* **RECORDED INFORMATION**
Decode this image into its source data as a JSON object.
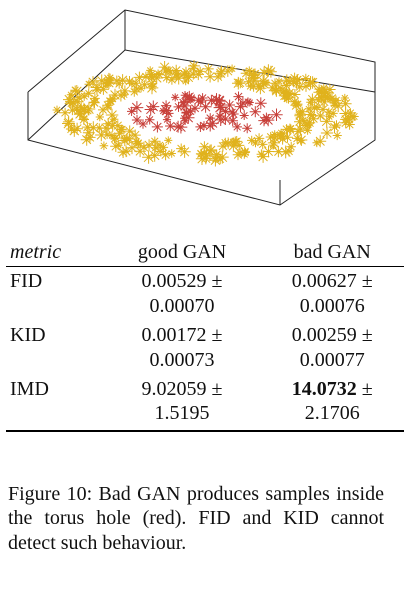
{
  "table": {
    "headers": [
      "metric",
      "good GAN",
      "bad GAN"
    ],
    "rows": [
      {
        "metric": "FID",
        "good": [
          "0.00529 ±",
          "0.00070"
        ],
        "bad": [
          "0.00627 ±",
          "0.00076"
        ],
        "bad_bold": false
      },
      {
        "metric": "KID",
        "good": [
          "0.00172 ±",
          "0.00073"
        ],
        "bad": [
          "0.00259 ±",
          "0.00077"
        ],
        "bad_bold": false
      },
      {
        "metric": "IMD",
        "good": [
          "9.02059 ±",
          "1.5195"
        ],
        "bad": [
          "14.0732",
          "±",
          "2.1706"
        ],
        "bad_bold": true
      }
    ]
  },
  "caption": "Figure 10:   Bad GAN produces samples inside the torus hole (red). FID and KID cannot detect such behaviour.",
  "plot": {
    "yellow_color": "#e0b21c",
    "red_color": "#c8403a"
  }
}
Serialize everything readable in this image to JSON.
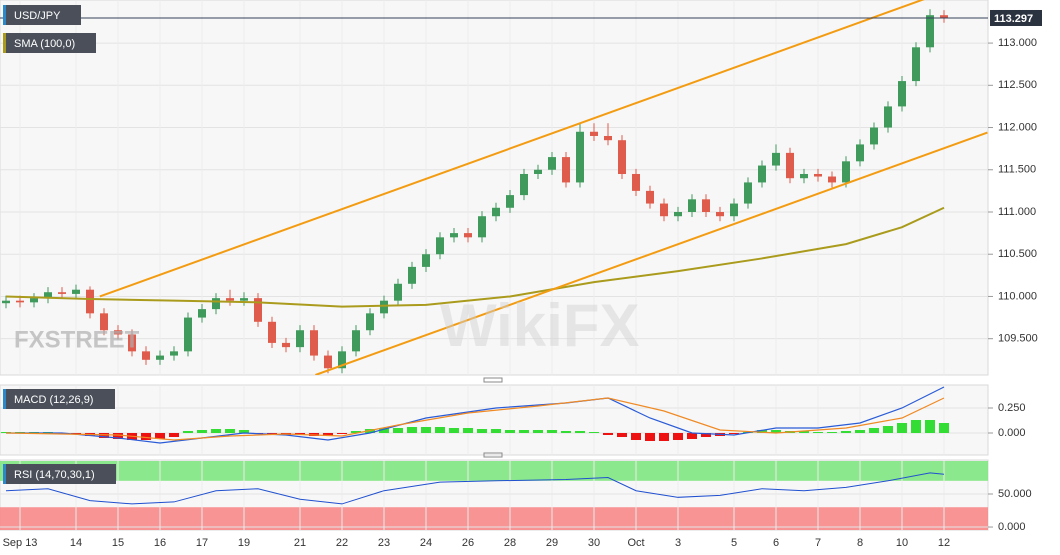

* **WHAT IS REQUIRED**
In the material above, show every line where the word "metric" turns up.

* **WRITTEN RESPONSE**
      "metric",
        "metric": "FID",
        "metric": "KID",
        "metric": "IMD",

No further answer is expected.